Source records —
>> Start

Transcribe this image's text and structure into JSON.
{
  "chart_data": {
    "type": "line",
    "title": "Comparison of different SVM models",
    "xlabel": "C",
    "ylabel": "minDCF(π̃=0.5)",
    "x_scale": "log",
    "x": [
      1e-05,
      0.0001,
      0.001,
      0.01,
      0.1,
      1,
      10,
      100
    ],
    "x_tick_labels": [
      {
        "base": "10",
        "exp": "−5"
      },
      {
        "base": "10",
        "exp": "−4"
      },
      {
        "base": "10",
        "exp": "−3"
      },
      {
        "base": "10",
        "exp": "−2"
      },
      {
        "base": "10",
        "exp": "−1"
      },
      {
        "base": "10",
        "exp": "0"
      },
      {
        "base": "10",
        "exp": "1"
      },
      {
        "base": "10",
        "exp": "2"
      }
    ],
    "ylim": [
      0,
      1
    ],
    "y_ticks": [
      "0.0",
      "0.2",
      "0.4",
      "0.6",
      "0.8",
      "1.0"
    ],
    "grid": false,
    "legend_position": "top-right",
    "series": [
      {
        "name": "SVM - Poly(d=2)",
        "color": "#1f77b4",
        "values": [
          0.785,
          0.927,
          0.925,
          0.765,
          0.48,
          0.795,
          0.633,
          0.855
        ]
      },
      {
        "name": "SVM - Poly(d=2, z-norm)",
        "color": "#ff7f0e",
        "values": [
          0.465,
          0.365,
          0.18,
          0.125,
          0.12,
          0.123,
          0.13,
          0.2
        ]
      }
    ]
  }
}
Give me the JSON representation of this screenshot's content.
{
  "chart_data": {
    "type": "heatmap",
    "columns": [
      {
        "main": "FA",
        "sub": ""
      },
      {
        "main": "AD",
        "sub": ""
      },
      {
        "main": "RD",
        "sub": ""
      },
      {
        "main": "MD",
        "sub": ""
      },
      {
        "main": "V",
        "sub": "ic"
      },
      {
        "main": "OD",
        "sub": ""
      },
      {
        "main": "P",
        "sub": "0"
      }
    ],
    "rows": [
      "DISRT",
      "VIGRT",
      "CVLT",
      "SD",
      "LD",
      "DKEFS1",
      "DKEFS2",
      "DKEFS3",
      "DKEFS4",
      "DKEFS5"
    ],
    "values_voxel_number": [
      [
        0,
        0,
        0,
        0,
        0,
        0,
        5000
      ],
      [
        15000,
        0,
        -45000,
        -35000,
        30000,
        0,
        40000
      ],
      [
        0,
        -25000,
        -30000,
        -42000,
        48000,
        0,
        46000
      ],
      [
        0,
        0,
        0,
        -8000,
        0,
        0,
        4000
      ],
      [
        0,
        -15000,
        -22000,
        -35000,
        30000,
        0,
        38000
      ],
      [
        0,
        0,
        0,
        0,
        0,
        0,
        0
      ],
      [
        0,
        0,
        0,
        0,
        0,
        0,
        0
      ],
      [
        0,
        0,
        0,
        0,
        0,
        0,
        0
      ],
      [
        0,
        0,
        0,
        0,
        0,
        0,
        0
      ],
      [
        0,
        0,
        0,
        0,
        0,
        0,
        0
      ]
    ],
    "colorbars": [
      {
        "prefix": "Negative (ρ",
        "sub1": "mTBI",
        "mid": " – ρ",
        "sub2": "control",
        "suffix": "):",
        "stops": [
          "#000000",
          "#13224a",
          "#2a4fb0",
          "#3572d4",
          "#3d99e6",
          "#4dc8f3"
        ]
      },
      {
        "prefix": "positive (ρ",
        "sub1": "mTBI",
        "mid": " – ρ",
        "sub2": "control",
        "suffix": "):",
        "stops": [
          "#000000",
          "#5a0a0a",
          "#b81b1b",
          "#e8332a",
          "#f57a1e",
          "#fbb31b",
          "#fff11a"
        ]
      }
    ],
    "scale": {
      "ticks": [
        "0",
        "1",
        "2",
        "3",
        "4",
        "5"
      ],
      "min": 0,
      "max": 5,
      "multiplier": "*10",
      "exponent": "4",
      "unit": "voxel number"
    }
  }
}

>> End

Goal — Make an exact copy of the data above.

Expected output —
Transcribe this image's text and structure into JSON.
{
  "chart_data": {
    "type": "line",
    "title": "Comparison of different SVM models",
    "xlabel": "C",
    "ylabel": "minDCF(π̃=0.5)",
    "x_scale": "log",
    "x": [
      1e-05,
      0.0001,
      0.001,
      0.01,
      0.1,
      1,
      10,
      100
    ],
    "x_tick_labels": [
      {
        "base": "10",
        "exp": "−5"
      },
      {
        "base": "10",
        "exp": "−4"
      },
      {
        "base": "10",
        "exp": "−3"
      },
      {
        "base": "10",
        "exp": "−2"
      },
      {
        "base": "10",
        "exp": "−1"
      },
      {
        "base": "10",
        "exp": "0"
      },
      {
        "base": "10",
        "exp": "1"
      },
      {
        "base": "10",
        "exp": "2"
      }
    ],
    "ylim": [
      0,
      1
    ],
    "y_ticks": [
      "0.0",
      "0.2",
      "0.4",
      "0.6",
      "0.8",
      "1.0"
    ],
    "grid": false,
    "legend_position": "top-right",
    "series": [
      {
        "name": "SVM - Poly(d=2)",
        "color": "#1f77b4",
        "values": [
          0.785,
          0.927,
          0.925,
          0.765,
          0.48,
          0.795,
          0.633,
          0.855
        ]
      },
      {
        "name": "SVM - Poly(d=2, z-norm)",
        "color": "#ff7f0e",
        "values": [
          0.465,
          0.365,
          0.18,
          0.125,
          0.12,
          0.123,
          0.13,
          0.2
        ]
      }
    ]
  }
}
Give me the JSON representation of this screenshot's content.
{
  "chart_data": {
    "type": "heatmap",
    "columns": [
      {
        "main": "FA",
        "sub": ""
      },
      {
        "main": "AD",
        "sub": ""
      },
      {
        "main": "RD",
        "sub": ""
      },
      {
        "main": "MD",
        "sub": ""
      },
      {
        "main": "V",
        "sub": "ic"
      },
      {
        "main": "OD",
        "sub": ""
      },
      {
        "main": "P",
        "sub": "0"
      }
    ],
    "rows": [
      "DISRT",
      "VIGRT",
      "CVLT",
      "SD",
      "LD",
      "DKEFS1",
      "DKEFS2",
      "DKEFS3",
      "DKEFS4",
      "DKEFS5"
    ],
    "values_voxel_number": [
      [
        0,
        0,
        0,
        0,
        0,
        0,
        5000
      ],
      [
        15000,
        0,
        -45000,
        -35000,
        30000,
        0,
        40000
      ],
      [
        0,
        -25000,
        -30000,
        -42000,
        48000,
        0,
        46000
      ],
      [
        0,
        0,
        0,
        -8000,
        0,
        0,
        4000
      ],
      [
        0,
        -15000,
        -22000,
        -35000,
        30000,
        0,
        38000
      ],
      [
        0,
        0,
        0,
        0,
        0,
        0,
        0
      ],
      [
        0,
        0,
        0,
        0,
        0,
        0,
        0
      ],
      [
        0,
        0,
        0,
        0,
        0,
        0,
        0
      ],
      [
        0,
        0,
        0,
        0,
        0,
        0,
        0
      ],
      [
        0,
        0,
        0,
        0,
        0,
        0,
        0
      ]
    ],
    "colorbars": [
      {
        "prefix": "Negative (ρ",
        "sub1": "mTBI",
        "mid": " – ρ",
        "sub2": "control",
        "suffix": "):",
        "stops": [
          "#000000",
          "#13224a",
          "#2a4fb0",
          "#3572d4",
          "#3d99e6",
          "#4dc8f3"
        ]
      },
      {
        "prefix": "positive (ρ",
        "sub1": "mTBI",
        "mid": " – ρ",
        "sub2": "control",
        "suffix": "):",
        "stops": [
          "#000000",
          "#5a0a0a",
          "#b81b1b",
          "#e8332a",
          "#f57a1e",
          "#fbb31b",
          "#fff11a"
        ]
      }
    ],
    "scale": {
      "ticks": [
        "0",
        "1",
        "2",
        "3",
        "4",
        "5"
      ],
      "min": 0,
      "max": 5,
      "multiplier": "*10",
      "exponent": "4",
      "unit": "voxel number"
    }
  }
}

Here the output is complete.